──────── Data section ────────
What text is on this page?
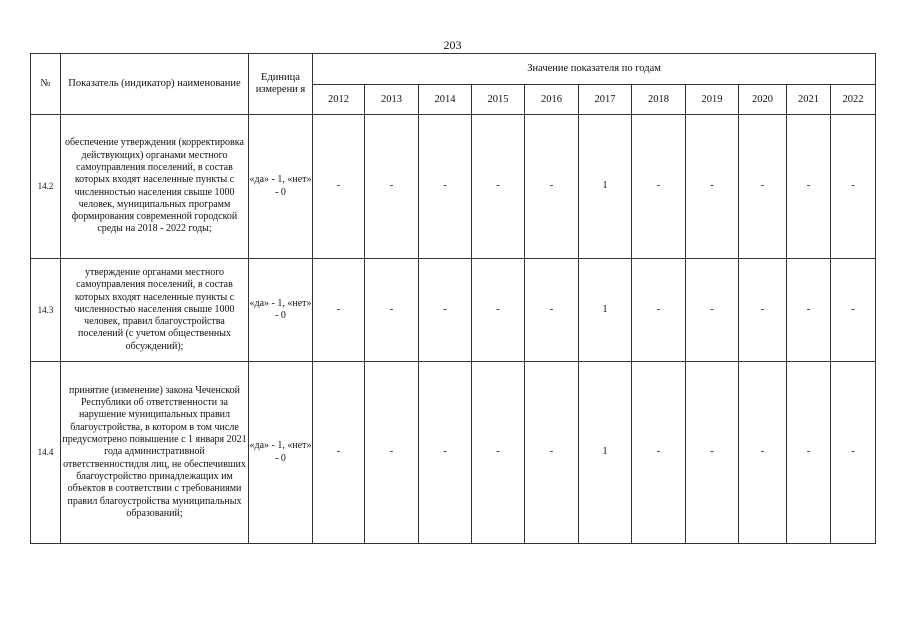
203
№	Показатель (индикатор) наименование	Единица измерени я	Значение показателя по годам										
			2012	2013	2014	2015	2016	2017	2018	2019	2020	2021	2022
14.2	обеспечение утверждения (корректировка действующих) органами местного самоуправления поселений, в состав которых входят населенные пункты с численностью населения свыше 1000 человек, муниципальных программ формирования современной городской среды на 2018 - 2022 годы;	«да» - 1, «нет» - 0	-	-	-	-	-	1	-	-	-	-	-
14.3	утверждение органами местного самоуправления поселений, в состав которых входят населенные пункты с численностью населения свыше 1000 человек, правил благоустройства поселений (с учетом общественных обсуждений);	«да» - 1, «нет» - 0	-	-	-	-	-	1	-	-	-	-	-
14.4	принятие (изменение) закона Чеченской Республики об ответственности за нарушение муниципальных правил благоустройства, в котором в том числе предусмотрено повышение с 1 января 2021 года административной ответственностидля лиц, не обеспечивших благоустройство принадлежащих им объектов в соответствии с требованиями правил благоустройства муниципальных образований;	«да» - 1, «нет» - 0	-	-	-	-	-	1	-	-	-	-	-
────────
──────── Data section ────────
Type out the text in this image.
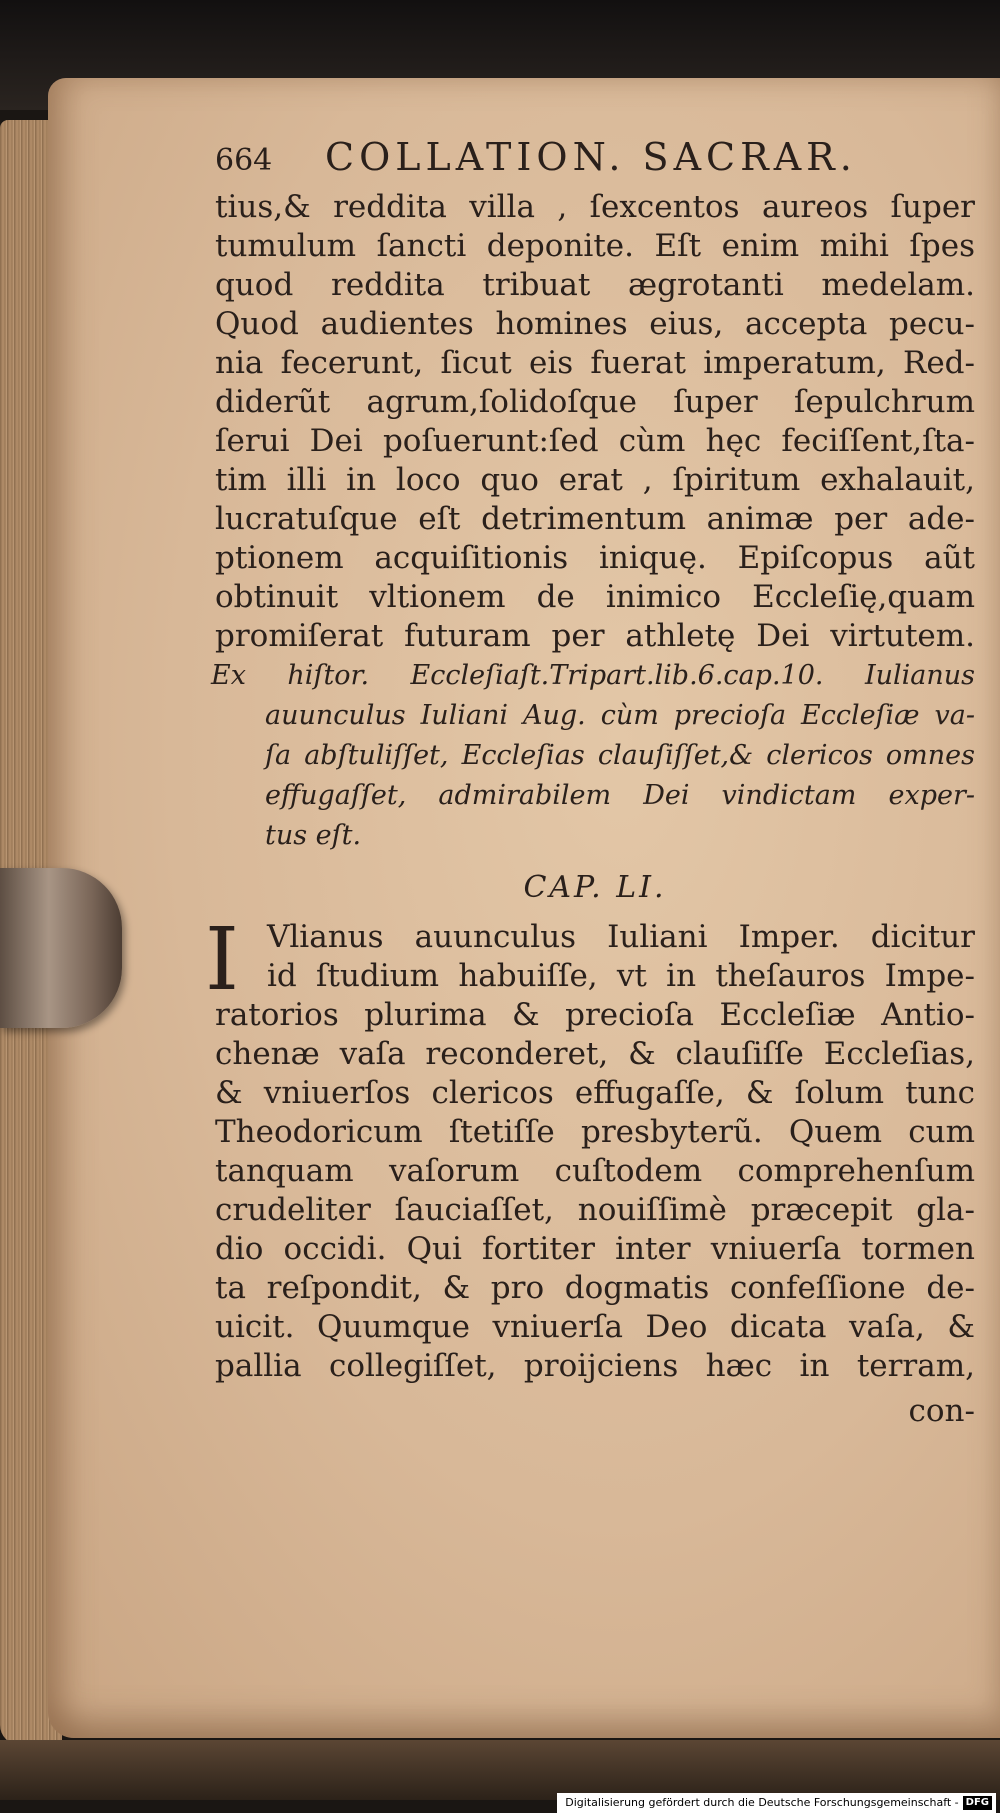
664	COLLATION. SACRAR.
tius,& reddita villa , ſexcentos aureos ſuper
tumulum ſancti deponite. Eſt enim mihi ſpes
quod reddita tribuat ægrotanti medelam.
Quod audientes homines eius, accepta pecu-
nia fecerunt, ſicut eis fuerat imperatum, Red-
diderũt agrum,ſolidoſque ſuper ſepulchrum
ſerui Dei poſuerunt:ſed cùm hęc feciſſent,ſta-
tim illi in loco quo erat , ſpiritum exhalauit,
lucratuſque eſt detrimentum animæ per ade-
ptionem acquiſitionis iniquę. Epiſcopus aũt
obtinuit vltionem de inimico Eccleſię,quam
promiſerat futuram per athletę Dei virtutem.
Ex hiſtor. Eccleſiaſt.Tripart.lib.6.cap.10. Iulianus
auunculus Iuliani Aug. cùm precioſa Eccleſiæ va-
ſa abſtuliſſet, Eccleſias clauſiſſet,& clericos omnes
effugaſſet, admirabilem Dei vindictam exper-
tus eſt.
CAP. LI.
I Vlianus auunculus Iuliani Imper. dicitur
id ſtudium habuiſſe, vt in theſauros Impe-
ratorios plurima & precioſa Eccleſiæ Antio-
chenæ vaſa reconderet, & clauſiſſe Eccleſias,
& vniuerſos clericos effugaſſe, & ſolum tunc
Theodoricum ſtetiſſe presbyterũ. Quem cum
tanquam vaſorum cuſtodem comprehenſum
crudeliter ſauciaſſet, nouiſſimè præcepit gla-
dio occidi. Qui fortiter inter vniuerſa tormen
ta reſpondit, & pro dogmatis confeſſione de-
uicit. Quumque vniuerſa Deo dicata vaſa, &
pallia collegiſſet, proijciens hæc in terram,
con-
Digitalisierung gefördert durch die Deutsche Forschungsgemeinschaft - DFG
────────
──────── Data section ────────
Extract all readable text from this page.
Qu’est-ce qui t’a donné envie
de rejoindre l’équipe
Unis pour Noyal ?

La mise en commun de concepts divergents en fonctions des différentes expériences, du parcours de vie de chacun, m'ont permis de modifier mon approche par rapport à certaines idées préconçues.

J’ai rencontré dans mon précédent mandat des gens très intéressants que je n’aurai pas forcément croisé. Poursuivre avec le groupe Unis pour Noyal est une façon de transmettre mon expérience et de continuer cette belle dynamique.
────────
Written instruction:
Keep only the lines that hold the string "Eccleſiæ", and copy them out.

Task response:
auunculus Iuliani Aug. cùm precioſa Eccleſiæ va-
ratorios plurima & precioſa Eccleſiæ Antio-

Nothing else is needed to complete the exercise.